## BEGIN
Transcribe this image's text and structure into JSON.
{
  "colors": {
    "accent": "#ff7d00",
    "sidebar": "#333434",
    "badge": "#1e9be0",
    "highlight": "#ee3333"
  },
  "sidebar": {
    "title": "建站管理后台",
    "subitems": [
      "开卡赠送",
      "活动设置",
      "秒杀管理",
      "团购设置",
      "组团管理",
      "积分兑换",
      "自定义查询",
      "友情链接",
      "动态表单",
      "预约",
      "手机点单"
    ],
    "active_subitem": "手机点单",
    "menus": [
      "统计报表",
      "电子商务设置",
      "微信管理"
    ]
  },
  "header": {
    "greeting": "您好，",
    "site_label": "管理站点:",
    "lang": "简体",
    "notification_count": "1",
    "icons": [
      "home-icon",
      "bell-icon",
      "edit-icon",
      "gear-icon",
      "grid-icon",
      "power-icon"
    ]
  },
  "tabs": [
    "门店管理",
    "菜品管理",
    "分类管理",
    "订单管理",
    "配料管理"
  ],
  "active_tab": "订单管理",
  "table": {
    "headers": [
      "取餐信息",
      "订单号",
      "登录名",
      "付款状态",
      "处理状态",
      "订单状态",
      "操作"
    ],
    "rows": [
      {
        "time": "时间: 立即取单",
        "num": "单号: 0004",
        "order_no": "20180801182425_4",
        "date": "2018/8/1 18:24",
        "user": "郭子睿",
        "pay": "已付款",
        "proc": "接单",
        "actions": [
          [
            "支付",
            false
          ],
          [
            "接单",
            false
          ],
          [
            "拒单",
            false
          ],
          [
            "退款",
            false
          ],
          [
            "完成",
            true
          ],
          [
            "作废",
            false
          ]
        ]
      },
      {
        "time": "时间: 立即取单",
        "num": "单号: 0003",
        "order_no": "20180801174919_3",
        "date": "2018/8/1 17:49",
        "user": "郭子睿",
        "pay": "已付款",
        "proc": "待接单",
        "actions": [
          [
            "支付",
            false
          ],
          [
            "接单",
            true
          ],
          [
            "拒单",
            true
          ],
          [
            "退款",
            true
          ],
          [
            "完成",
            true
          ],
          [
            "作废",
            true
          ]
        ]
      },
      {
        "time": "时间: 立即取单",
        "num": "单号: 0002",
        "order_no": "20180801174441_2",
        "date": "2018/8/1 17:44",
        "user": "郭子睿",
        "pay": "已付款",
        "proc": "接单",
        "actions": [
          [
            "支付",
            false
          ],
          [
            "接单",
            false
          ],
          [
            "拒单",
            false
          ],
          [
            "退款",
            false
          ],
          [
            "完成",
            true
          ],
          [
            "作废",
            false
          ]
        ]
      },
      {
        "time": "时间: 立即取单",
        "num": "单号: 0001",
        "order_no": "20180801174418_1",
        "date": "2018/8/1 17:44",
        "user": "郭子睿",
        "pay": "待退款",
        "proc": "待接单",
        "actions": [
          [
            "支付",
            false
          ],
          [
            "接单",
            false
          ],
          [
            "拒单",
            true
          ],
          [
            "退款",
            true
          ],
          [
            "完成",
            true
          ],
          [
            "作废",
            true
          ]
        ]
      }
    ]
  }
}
## END
▶ REQUIREMENT
Copy out all of the records above with nothing altered.

▶ FINAL ANSWER
Transcribe this image's text and structure into JSON.
{
  "colors": {
    "accent": "#ff7d00",
    "sidebar": "#333434",
    "badge": "#1e9be0",
    "highlight": "#ee3333"
  },
  "sidebar": {
    "title": "建站管理后台",
    "subitems": [
      "开卡赠送",
      "活动设置",
      "秒杀管理",
      "团购设置",
      "组团管理",
      "积分兑换",
      "自定义查询",
      "友情链接",
      "动态表单",
      "预约",
      "手机点单"
    ],
    "active_subitem": "手机点单",
    "menus": [
      "统计报表",
      "电子商务设置",
      "微信管理"
    ]
  },
  "header": {
    "greeting": "您好，",
    "site_label": "管理站点:",
    "lang": "简体",
    "notification_count": "1",
    "icons": [
      "home-icon",
      "bell-icon",
      "edit-icon",
      "gear-icon",
      "grid-icon",
      "power-icon"
    ]
  },
  "tabs": [
    "门店管理",
    "菜品管理",
    "分类管理",
    "订单管理",
    "配料管理"
  ],
  "active_tab": "订单管理",
  "table": {
    "headers": [
      "取餐信息",
      "订单号",
      "登录名",
      "付款状态",
      "处理状态",
      "订单状态",
      "操作"
    ],
    "rows": [
      {
        "time": "时间: 立即取单",
        "num": "单号: 0004",
        "order_no": "20180801182425_4",
        "date": "2018/8/1 18:24",
        "user": "郭子睿",
        "pay": "已付款",
        "proc": "接单",
        "actions": [
          [
            "支付",
            false
          ],
          [
            "接单",
            false
          ],
          [
            "拒单",
            false
          ],
          [
            "退款",
            false
          ],
          [
            "完成",
            true
          ],
          [
            "作废",
            false
          ]
        ]
      },
      {
        "time": "时间: 立即取单",
        "num": "单号: 0003",
        "order_no": "20180801174919_3",
        "date": "2018/8/1 17:49",
        "user": "郭子睿",
        "pay": "已付款",
        "proc": "待接单",
        "actions": [
          [
            "支付",
            false
          ],
          [
            "接单",
            true
          ],
          [
            "拒单",
            true
          ],
          [
            "退款",
            true
          ],
          [
            "完成",
            true
          ],
          [
            "作废",
            true
          ]
        ]
      },
      {
        "time": "时间: 立即取单",
        "num": "单号: 0002",
        "order_no": "20180801174441_2",
        "date": "2018/8/1 17:44",
        "user": "郭子睿",
        "pay": "已付款",
        "proc": "接单",
        "actions": [
          [
            "支付",
            false
          ],
          [
            "接单",
            false
          ],
          [
            "拒单",
            false
          ],
          [
            "退款",
            false
          ],
          [
            "完成",
            true
          ],
          [
            "作废",
            false
          ]
        ]
      },
      {
        "time": "时间: 立即取单",
        "num": "单号: 0001",
        "order_no": "20180801174418_1",
        "date": "2018/8/1 17:44",
        "user": "郭子睿",
        "pay": "待退款",
        "proc": "待接单",
        "actions": [
          [
            "支付",
            false
          ],
          [
            "接单",
            false
          ],
          [
            "拒单",
            true
          ],
          [
            "退款",
            true
          ],
          [
            "完成",
            true
          ],
          [
            "作废",
            true
          ]
        ]
      }
    ]
  }
}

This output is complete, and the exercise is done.